TASK REQUIREMENTS:
Format the lines of the listing below as a numbered list, omitting any blank lines, starting with the line containing "x-tick-label: CB057h <box>178 464" and ending with the line containing "y-tick-label-right: 12 <box>395 195", both included.

## BEGIN TASK INPUT

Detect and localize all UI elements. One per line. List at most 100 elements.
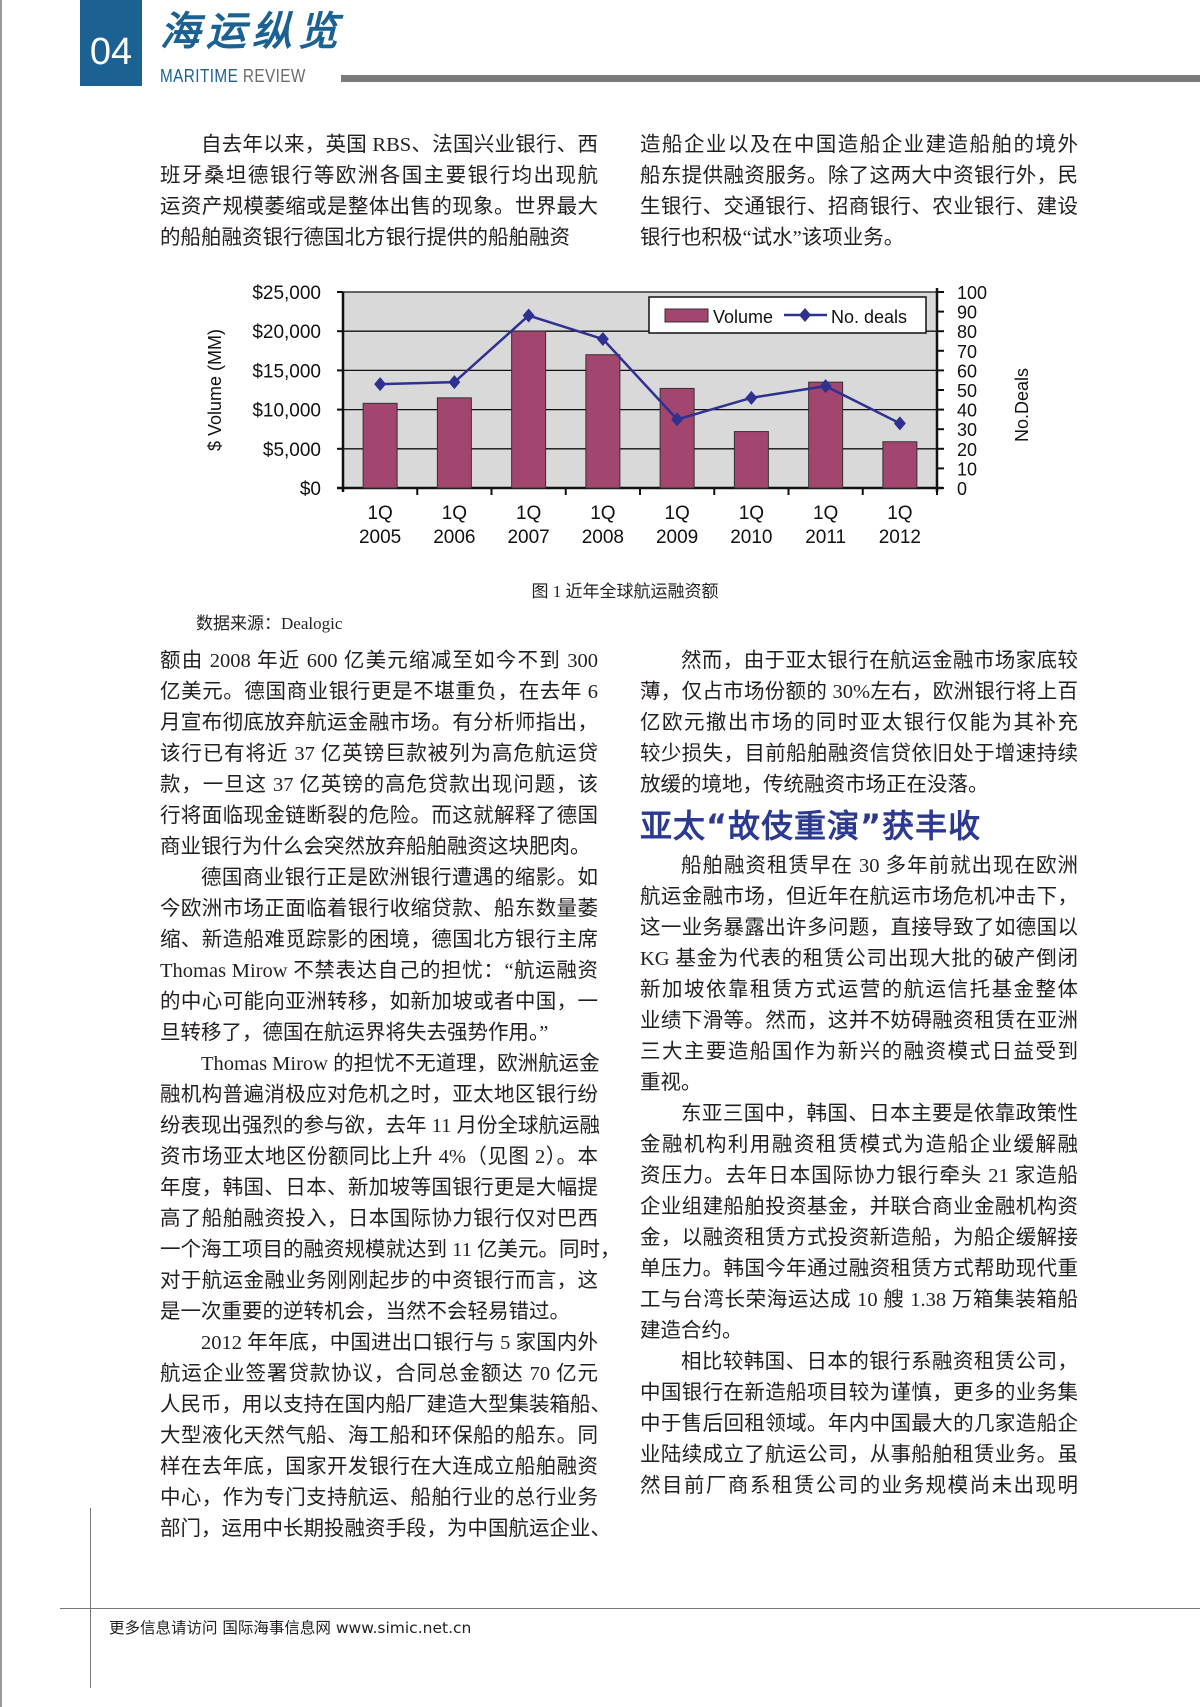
y-axis-title: $ Volume (MM)	[205, 329, 225, 451]
text-line: 航运金融市场，但近年在航运市场危机冲击下，	[640, 886, 1078, 908]
text-line: 银行也积极“试水”该项业务。	[640, 227, 905, 249]
x-tick-label-year: 2007	[507, 527, 549, 548]
text-line: 船舶融资租赁早在 30 多年前就出现在欧洲	[681, 855, 1078, 877]
figure-caption: 图 1 近年全球航运融资额	[531, 582, 719, 601]
text-line: 行将面临现金链断裂的危险。而这就解释了德国	[160, 805, 598, 827]
magazine-subtitle: MARITIME REVIEW	[160, 66, 306, 86]
y-tick-label: $0	[300, 479, 321, 500]
bottom-left-column: 额由 2008 年近 600 亿美元缩减至如今不到 300 亿美元。德国商业银行更…	[160, 646, 621, 1545]
text-line: 相比较韩国、日本的银行系融资租赁公司，	[681, 1351, 1078, 1373]
figure-source: 数据来源：Dealogic	[196, 614, 343, 633]
text-line: 的中心可能向亚洲转移，如新加坡或者中国，一	[160, 991, 598, 1013]
legend-label-volume: Volume	[713, 307, 773, 327]
paragraph: 自去年以来，英国 RBS、法国兴业银行、西 班牙桑坦德银行等欧洲各国主要银行均出现…	[160, 130, 598, 254]
text-line: 亿欧元撤出市场的同时亚太银行仅能为其补充	[640, 712, 1078, 734]
text-line: 金融机构利用融资租赁模式为造船企业缓解融	[640, 1134, 1078, 1156]
bar-volume	[808, 381, 844, 489]
text-line: 中于售后回租领域。年内中国最大的几家造船企	[640, 1413, 1078, 1435]
y-right-tick-label: 40	[957, 401, 977, 421]
deals-marker	[522, 308, 535, 323]
text-line: 年度，韩国、日本、新加坡等国银行更是大幅提	[160, 1177, 598, 1199]
legend-marker-deals	[799, 308, 811, 322]
text-line: 然而，由于亚太银行在航运金融市场家底较	[681, 650, 1078, 672]
x-tick-label-year: 2008	[582, 527, 624, 548]
text-line: 新加坡依靠租赁方式运营的航运信托基金整体	[640, 979, 1078, 1001]
paragraph: 2012 年年底，中国进出口银行与 5 家国内外 航运企业签署贷款协议，合同总金额…	[160, 1328, 611, 1545]
line-no-deals	[380, 314, 901, 425]
deals-marker	[893, 416, 906, 431]
text-line: 的船舶融资银行德国北方银行提供的船舶融资	[160, 227, 570, 249]
bar-volume	[511, 330, 547, 489]
section-heading: 亚太“故伎重演”获丰收	[640, 807, 982, 845]
y-right-tick-label: 10	[957, 459, 977, 479]
x-tick-label-year: 2011	[805, 527, 846, 548]
text-line: 部门，运用中长期投融资手段，为中国航运企业、	[160, 1518, 611, 1540]
y-right-tick-label: 20	[957, 440, 977, 460]
text-line: 人民币，用以支持在国内船厂建造大型集装箱船、	[160, 1394, 611, 1416]
x-tick-label-quarter: 1Q	[367, 503, 392, 524]
bar-volume	[733, 431, 769, 489]
text-line: 是一次重要的逆转机会，当然不会轻易错过。	[160, 1301, 570, 1323]
y-right-tick-label: 50	[957, 381, 977, 401]
bar-volume	[585, 354, 621, 489]
text-line: 建造合约。	[640, 1320, 743, 1342]
text-line: 这一业务暴露出许多问题，直接导致了如德国以	[640, 917, 1078, 939]
text-line: 融机构普遍消极应对危机之时，亚太地区银行纷	[160, 1084, 598, 1106]
text-line: 业陆续成立了航运公司，从事船舶租赁业务。虽	[640, 1444, 1078, 1466]
deals-marker	[448, 375, 461, 390]
text-line: KG 基金为代表的租赁公司出现大批的破产倒闭	[640, 948, 1078, 970]
deals-marker	[671, 412, 684, 427]
bar-volume	[436, 397, 472, 489]
text-line: 2012 年年底，中国进出口银行与 5 家国内外	[201, 1332, 598, 1354]
x-tick-label-quarter: 1Q	[516, 503, 541, 524]
paragraph: Thomas Mirow 的担忧不无道理，欧洲航运金融机构普遍消极应对危机之时，…	[160, 1049, 621, 1328]
y-tick-label: $10,000	[252, 401, 321, 422]
y-right-axis-title: No.Deals	[1012, 368, 1032, 442]
deals-marker	[374, 377, 387, 392]
text-line: 东亚三国中，韩国、日本主要是依靠政策性	[681, 1103, 1078, 1125]
y-right-tick-label: 60	[957, 361, 977, 381]
paragraph: 东亚三国中，韩国、日本主要是依靠政策性 金融机构利用融资租赁模式为造船企业缓解融资…	[640, 1099, 1078, 1347]
text-line: 商业银行为什么会突然放弃船舶融资这块肥肉。	[160, 836, 591, 858]
x-tick-label-year: 2010	[730, 527, 772, 548]
top-right-column: 造船企业以及在中国造船企业建造船舶的境外 船东提供融资服务。除了这两大中资银行外，…	[640, 130, 1078, 254]
deals-marker	[819, 379, 832, 394]
paragraph: 额由 2008 年近 600 亿美元缩减至如今不到 300 亿美元。德国商业银行更…	[160, 646, 598, 863]
shipping-finance-chart: $0$5,000$10,000$15,000$20,000$25,0000102…	[205, 283, 1032, 548]
text-line: 业绩下滑等。然而，这并不妨碍融资租赁在亚洲	[640, 1010, 1078, 1032]
x-tick-label-year: 2009	[656, 527, 698, 548]
paragraph: 德国商业银行正是欧洲银行遭遇的缩影。如 今欧洲市场正面临着银行收缩贷款、船东数量萎…	[160, 863, 598, 1049]
y-tick-label: $5,000	[263, 440, 321, 461]
y-right-tick-label: 30	[957, 420, 977, 440]
text-line: 薄，仅占市场份额的 30%左右，欧洲银行将上百	[640, 681, 1078, 703]
text-line: Thomas Mirow 的担忧不无道理，欧洲航运金	[201, 1053, 600, 1075]
page-number: 04	[80, 0, 142, 86]
text-line: 今欧洲市场正面临着银行收缩贷款、船东数量萎	[160, 898, 598, 920]
paragraph: 船舶融资租赁早在 30 多年前就出现在欧洲航运金融市场，但近年在航运市场危机冲击…	[640, 851, 1078, 1099]
text-line: 旦转移了，德国在航运界将失去强势作用。”	[160, 1022, 549, 1044]
text-line: 企业组建船舶投资基金，并联合商业金融机构资	[640, 1196, 1078, 1218]
text-line: 生银行、交通银行、招商银行、农业银行、建设	[640, 196, 1078, 218]
text-line: 大型液化天然气船、海工船和环保船的船东。同	[160, 1425, 598, 1447]
subtitle-review: REVIEW	[242, 66, 306, 86]
text-line: 重视。	[640, 1072, 702, 1094]
x-tick-label-year: 2006	[433, 527, 475, 548]
y-right-tick-label: 90	[957, 303, 977, 323]
text-line: 样在去年底，国家开发银行在大连成立船舶融资	[160, 1456, 598, 1478]
text-line: 中国银行在新造船项目较为谨慎，更多的业务集	[640, 1382, 1078, 1404]
y-right-tick-label: 100	[957, 283, 987, 303]
page-border	[0, 0, 2, 1707]
y-tick-label: $25,000	[252, 283, 321, 304]
text-line: 较少损失，目前船舶融资信贷依旧处于增速持续	[640, 743, 1078, 765]
text-line: 运资产规模萎缩或是整体出售的现象。世界最大	[160, 196, 598, 218]
text-line: 班牙桑坦德银行等欧洲各国主要银行均出现航	[160, 165, 598, 187]
deals-marker	[745, 390, 758, 405]
x-tick-label-quarter: 1Q	[739, 503, 764, 524]
magazine-title: 海运纵览	[160, 8, 344, 55]
text-line: 然目前厂商系租赁公司的业务规模尚未出现明	[640, 1475, 1078, 1497]
x-tick-label-year: 2005	[359, 527, 401, 548]
text-line: 工与台湾长荣海运达成 10 艘 1.38 万箱集装箱船	[640, 1289, 1078, 1311]
x-tick-label-quarter: 1Q	[590, 503, 615, 524]
text-line: 三大主要造船国作为新兴的融资模式日益受到	[640, 1041, 1078, 1063]
text-line: 高了船舶融资投入，日本国际协力银行仅对巴西	[160, 1208, 598, 1230]
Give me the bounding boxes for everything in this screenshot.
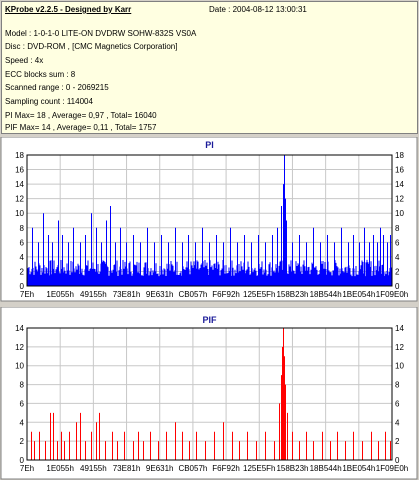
x-tick-label: CB057h <box>178 464 207 473</box>
y-tick-label-right: 0 <box>395 456 400 465</box>
y-tick-label-right: 2 <box>395 267 400 276</box>
ecc-sum: ECC blocks sum : 8 <box>5 70 76 79</box>
y-tick-label-left: 4 <box>20 418 25 427</box>
y-tick-label-left: 8 <box>20 381 25 390</box>
y-tick-label-right: 14 <box>395 324 404 333</box>
y-tick-label-left: 12 <box>15 195 24 204</box>
pi-chart: PI 0 0 2 2 4 4 6 6 8 8 10 10 12 12 14 14 16 16 18 18 7Eh 1E055… <box>0 137 418 302</box>
x-tick-label: 1BE054h <box>342 464 375 473</box>
y-tick-label-right: 12 <box>395 195 404 204</box>
x-tick-label: 7Eh <box>20 464 34 473</box>
x-tick-label: 1E055h <box>46 290 74 299</box>
y-tick-label-right: 4 <box>395 418 400 427</box>
y-tick-label-right: 12 <box>395 343 404 352</box>
y-tick-label-left: 16 <box>15 166 24 175</box>
sampling-count: Sampling count : 114004 <box>5 97 93 106</box>
scan-speed: Speed : 4x <box>5 56 44 65</box>
y-tick-label-left: 10 <box>15 362 24 371</box>
x-tick-label: 18B544h <box>310 464 342 473</box>
y-tick-label-left: 0 <box>20 456 25 465</box>
y-tick-label-right: 6 <box>395 238 400 247</box>
x-tick-label: 158B23h <box>276 464 308 473</box>
y-tick-label-left: 2 <box>20 267 25 276</box>
y-tick-label-left: 14 <box>15 324 24 333</box>
y-tick-label-left: 2 <box>20 437 25 446</box>
pi-stats: PI Max= 18 , Average= 0,97 , Total= 1604… <box>5 111 157 120</box>
x-tick-label: 73E81h <box>113 464 141 473</box>
plot-border <box>26 327 393 461</box>
chart-title: PI <box>205 140 214 150</box>
x-tick-label: 1E055h <box>46 464 74 473</box>
y-tick-label-right: 2 <box>395 437 400 446</box>
y-tick-label-left: 14 <box>15 180 24 189</box>
x-tick-label: 1BE054h <box>342 290 375 299</box>
x-tick-label: F6F92h <box>212 464 240 473</box>
y-tick-label-right: 14 <box>395 180 404 189</box>
info-panel: KProbe v2.2.5 - Designed by Karr Date : … <box>1 1 418 134</box>
x-tick-label: 158B23h <box>276 290 308 299</box>
x-tick-label: 73E81h <box>113 290 141 299</box>
y-tick-label-right: 10 <box>395 209 404 218</box>
plot-area <box>26 327 393 461</box>
y-tick-label-left: 0 <box>20 282 25 291</box>
y-tick-label-right: 8 <box>395 224 400 233</box>
y-tick-label-right: 8 <box>395 381 400 390</box>
y-tick-label-left: 4 <box>20 253 25 262</box>
x-tick-label: 49155h <box>80 290 107 299</box>
x-tick-label: 125E5Fh <box>243 464 275 473</box>
x-tick-label: F6F92h <box>212 290 240 299</box>
y-tick-label-right: 10 <box>395 362 404 371</box>
x-tick-label: 1F09E0h <box>376 464 408 473</box>
scan-date: Date : 2004-08-12 13:00:31 <box>209 5 307 14</box>
y-tick-label-right: 0 <box>395 282 400 291</box>
x-tick-label: 125E5Fh <box>243 290 275 299</box>
y-tick-label-left: 8 <box>20 224 25 233</box>
x-tick-label: 1F09E0h <box>376 290 408 299</box>
plot-border <box>26 154 393 287</box>
x-tick-label: 9E631h <box>146 464 174 473</box>
pif-chart: PIF 0 0 2 2 4 4 6 6 8 8 10 10 12 12 14 14 7Eh 1E055h 49155h… <box>0 307 418 480</box>
chart-title: PIF <box>202 315 217 325</box>
x-tick-label: 9E631h <box>146 290 174 299</box>
y-tick-label-left: 6 <box>20 399 25 408</box>
x-tick-label: 18B544h <box>310 290 342 299</box>
y-tick-label-left: 6 <box>20 238 25 247</box>
x-tick-label: CB057h <box>178 290 207 299</box>
y-tick-label-left: 12 <box>15 343 24 352</box>
drive-model: Model : 1-0-1-0 LITE-ON DVDRW SOHW-832S … <box>5 29 197 38</box>
y-tick-label-left: 18 <box>15 151 24 160</box>
y-tick-label-left: 10 <box>15 209 24 218</box>
app-title: KProbe v2.2.5 - Designed by Karr <box>5 5 132 14</box>
pif-stats: PIF Max= 14 , Average= 0,11 , Total= 175… <box>5 123 157 132</box>
x-tick-label: 49155h <box>80 464 107 473</box>
y-tick-label-right: 4 <box>395 253 400 262</box>
x-tick-label: 7Eh <box>20 290 34 299</box>
scanned-range: Scanned range : 0 - 2069215 <box>5 83 109 92</box>
y-tick-label-right: 6 <box>395 399 400 408</box>
y-tick-label-right: 16 <box>395 166 404 175</box>
y-tick-label-right: 18 <box>395 151 404 160</box>
disc-type: Disc : DVD-ROM , [CMC Magnetics Corporat… <box>5 42 178 51</box>
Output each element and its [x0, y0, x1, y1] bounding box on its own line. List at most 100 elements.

## END TASK INPUT

EXERCISE RESULT:
1. x-tick-label: CB057h <box>178 464 207 473</box>
2. y-tick-label-right: 0 <box>395 456 400 465</box>
3. y-tick-label-right: 2 <box>395 267 400 276</box>
4. ecc-sum: ECC blocks sum : 8 <box>5 70 76 79</box>
5. y-tick-label-left: 4 <box>20 418 25 427</box>
6. y-tick-label-left: 8 <box>20 381 25 390</box>
7. y-tick-label-right: 14 <box>395 324 404 333</box>
8. y-tick-label-left: 12 <box>15 195 24 204</box>
9. pi-chart: PI 0 0 2 2 4 4 6 6 8 8 10 10 12 12 14 14 16 16 18 18 7Eh 1E055… <box>0 137 418 302</box>
10. x-tick-label: 1BE054h <box>342 464 375 473</box>
11. y-tick-label-right: 12 <box>395 195 404 204</box>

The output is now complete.